TASK REQUIREMENTS
Find the lines containing the word "Moussambani" and copy every one of them.

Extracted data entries
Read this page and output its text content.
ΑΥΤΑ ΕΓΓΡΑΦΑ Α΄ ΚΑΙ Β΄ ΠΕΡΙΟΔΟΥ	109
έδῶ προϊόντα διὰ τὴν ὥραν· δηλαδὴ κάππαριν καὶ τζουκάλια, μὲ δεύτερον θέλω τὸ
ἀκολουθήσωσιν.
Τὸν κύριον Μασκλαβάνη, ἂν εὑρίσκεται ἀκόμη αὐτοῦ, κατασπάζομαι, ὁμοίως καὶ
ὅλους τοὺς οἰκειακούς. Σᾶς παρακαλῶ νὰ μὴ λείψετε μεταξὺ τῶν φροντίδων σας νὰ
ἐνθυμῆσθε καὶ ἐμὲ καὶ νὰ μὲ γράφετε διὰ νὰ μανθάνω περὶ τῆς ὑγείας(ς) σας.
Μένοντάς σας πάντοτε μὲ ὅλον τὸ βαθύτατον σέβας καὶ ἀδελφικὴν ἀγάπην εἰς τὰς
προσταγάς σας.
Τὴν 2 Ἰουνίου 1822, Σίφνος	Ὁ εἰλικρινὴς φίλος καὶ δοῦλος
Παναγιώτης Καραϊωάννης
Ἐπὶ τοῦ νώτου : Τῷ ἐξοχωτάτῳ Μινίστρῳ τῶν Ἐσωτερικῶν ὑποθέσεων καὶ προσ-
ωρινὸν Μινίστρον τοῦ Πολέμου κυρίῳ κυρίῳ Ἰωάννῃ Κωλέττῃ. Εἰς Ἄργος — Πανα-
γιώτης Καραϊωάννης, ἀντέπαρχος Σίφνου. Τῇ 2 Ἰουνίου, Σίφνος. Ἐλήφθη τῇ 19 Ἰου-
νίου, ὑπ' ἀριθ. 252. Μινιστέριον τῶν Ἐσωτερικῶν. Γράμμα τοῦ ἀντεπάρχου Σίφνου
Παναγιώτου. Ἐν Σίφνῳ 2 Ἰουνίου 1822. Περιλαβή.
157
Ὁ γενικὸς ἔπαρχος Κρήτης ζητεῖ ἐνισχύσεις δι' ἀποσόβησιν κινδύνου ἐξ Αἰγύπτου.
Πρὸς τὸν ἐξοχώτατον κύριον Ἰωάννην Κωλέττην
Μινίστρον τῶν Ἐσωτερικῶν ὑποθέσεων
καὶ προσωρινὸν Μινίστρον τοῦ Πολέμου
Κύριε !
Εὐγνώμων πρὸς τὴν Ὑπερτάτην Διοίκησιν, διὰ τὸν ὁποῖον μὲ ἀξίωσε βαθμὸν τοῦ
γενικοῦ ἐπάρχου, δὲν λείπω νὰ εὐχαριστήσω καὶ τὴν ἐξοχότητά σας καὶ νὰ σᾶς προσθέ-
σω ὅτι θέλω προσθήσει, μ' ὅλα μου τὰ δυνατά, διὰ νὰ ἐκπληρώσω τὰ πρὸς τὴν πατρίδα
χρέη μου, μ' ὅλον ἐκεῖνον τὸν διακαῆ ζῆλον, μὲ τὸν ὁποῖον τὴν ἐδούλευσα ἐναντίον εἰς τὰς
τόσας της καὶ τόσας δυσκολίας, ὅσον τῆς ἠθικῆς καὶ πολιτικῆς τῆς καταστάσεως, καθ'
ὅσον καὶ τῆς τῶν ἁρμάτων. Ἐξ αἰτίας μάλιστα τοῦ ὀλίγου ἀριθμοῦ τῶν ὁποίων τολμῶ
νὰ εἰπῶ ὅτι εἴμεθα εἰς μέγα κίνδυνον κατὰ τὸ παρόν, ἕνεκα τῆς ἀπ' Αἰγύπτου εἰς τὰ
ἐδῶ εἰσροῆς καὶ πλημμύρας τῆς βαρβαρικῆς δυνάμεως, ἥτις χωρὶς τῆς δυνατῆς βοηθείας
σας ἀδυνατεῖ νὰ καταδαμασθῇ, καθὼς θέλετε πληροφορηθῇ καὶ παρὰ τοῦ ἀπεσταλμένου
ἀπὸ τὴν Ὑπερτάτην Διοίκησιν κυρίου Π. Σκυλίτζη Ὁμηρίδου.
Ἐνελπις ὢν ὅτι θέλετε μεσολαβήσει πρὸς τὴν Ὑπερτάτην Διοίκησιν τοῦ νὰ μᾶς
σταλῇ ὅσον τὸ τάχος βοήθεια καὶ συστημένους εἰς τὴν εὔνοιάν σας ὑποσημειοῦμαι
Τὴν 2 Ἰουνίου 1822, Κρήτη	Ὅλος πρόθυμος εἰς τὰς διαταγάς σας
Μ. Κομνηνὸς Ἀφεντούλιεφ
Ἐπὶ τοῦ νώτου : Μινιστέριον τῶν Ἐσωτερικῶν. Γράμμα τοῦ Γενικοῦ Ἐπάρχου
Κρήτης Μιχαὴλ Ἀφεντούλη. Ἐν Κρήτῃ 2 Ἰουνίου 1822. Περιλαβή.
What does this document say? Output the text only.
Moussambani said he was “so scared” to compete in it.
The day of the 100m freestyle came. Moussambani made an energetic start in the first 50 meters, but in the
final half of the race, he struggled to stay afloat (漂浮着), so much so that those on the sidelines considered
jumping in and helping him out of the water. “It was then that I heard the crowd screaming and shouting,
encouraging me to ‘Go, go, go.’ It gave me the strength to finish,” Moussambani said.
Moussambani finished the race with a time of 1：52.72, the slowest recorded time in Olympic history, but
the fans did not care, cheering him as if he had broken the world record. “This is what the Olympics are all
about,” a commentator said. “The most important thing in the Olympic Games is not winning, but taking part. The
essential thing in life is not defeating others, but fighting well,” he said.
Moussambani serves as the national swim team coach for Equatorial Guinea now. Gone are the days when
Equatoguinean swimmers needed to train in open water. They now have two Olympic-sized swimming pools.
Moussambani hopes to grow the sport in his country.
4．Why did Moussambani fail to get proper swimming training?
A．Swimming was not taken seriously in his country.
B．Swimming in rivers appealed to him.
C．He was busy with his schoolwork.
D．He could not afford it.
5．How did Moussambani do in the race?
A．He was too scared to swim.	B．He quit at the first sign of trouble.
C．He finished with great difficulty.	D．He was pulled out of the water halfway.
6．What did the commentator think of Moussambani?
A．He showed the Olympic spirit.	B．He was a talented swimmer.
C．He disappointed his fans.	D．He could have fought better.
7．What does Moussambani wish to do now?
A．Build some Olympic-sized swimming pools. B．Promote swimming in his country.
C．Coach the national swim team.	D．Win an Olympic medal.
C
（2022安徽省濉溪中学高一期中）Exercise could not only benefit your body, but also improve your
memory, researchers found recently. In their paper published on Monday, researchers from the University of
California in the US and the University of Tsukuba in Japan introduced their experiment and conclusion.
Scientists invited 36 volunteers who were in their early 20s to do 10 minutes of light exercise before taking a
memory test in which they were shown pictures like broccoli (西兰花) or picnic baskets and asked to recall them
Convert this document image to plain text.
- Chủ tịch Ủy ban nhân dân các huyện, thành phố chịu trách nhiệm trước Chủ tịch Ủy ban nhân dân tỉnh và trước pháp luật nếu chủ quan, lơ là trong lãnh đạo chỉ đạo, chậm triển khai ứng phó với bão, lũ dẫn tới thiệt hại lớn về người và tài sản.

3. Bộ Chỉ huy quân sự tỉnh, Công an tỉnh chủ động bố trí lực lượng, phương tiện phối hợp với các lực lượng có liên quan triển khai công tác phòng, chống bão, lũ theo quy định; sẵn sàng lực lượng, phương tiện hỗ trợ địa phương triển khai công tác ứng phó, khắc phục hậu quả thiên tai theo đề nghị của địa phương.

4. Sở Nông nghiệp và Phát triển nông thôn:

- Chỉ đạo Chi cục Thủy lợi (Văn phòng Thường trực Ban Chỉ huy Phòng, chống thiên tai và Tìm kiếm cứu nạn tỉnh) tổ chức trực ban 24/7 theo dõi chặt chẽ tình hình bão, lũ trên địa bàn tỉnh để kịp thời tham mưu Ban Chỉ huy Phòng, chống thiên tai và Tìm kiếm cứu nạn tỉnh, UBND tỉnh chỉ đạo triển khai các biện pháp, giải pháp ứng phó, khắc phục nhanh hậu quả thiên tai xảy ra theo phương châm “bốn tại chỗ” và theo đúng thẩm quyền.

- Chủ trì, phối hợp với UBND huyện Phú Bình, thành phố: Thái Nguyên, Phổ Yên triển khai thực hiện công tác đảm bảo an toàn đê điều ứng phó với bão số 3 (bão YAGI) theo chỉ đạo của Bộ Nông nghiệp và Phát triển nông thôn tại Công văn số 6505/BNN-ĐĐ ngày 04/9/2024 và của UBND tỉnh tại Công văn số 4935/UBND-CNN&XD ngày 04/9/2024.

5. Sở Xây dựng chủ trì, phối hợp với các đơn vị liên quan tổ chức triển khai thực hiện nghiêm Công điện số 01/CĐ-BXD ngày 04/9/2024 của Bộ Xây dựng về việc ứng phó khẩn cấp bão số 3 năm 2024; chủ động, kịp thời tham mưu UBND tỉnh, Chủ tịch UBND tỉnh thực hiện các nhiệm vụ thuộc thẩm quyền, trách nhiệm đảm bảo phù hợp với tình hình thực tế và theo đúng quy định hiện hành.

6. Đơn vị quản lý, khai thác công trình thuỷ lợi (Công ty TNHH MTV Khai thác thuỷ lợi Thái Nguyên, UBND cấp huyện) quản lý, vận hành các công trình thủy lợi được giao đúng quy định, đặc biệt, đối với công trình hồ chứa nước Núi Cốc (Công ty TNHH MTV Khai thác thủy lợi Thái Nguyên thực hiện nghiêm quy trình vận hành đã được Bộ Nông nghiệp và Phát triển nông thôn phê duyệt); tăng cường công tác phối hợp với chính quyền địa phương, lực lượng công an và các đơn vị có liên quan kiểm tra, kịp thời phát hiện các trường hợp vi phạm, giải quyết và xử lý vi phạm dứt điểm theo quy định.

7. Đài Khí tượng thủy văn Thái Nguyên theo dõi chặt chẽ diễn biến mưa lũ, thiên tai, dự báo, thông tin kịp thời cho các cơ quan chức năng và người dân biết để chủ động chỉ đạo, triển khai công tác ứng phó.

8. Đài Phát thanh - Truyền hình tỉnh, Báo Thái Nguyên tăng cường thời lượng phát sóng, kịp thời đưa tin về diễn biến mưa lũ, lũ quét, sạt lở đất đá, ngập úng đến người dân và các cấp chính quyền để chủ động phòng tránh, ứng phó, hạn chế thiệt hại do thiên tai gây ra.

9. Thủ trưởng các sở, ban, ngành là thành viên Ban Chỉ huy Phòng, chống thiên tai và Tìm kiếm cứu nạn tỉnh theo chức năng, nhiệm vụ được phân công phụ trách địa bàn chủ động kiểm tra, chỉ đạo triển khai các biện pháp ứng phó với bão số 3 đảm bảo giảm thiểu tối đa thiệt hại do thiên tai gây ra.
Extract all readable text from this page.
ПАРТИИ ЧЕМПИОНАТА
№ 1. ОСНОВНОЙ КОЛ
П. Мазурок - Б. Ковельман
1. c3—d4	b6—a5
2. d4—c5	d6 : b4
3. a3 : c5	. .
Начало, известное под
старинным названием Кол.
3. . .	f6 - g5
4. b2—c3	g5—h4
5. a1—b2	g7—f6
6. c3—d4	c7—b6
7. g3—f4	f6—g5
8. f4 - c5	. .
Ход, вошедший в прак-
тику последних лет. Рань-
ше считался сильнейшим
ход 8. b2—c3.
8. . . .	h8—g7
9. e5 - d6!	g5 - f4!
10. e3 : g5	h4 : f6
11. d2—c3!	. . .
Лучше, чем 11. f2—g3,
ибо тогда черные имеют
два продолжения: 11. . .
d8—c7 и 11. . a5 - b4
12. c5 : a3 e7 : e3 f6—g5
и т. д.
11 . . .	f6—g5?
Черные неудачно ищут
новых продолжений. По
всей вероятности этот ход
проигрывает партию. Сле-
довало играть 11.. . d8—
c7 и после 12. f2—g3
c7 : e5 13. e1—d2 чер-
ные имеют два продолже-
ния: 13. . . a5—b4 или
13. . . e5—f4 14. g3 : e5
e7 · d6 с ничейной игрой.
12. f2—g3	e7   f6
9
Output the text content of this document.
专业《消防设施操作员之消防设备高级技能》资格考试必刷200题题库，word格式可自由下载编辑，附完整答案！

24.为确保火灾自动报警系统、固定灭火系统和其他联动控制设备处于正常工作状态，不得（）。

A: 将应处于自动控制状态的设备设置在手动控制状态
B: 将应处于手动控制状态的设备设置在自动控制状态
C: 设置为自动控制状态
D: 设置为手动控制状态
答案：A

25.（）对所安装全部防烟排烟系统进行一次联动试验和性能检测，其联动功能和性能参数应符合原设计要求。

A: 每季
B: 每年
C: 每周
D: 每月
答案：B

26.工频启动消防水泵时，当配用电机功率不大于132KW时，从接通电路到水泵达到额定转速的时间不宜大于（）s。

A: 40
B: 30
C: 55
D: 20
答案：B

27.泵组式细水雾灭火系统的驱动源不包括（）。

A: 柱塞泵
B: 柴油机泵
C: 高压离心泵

ANSWER TO THE PROBLEM
Moussambani said he was “so scared” to compete in it.
The day of the 100m freestyle came. Moussambani made an energetic start in the first 50 meters, but in the
encouraging me to ‘Go, go, go.’ It gave me the strength to finish,” Moussambani said.
Moussambani finished the race with a time of 1：52.72, the slowest recorded time in Olympic history, but
Moussambani serves as the national swim team coach for Equatorial Guinea now. Gone are the days when
Moussambani hopes to grow the sport in his country.
4．Why did Moussambani fail to get proper swimming training?
5．How did Moussambani do in the race?
6．What did the commentator think of Moussambani?
7．What does Moussambani wish to do now?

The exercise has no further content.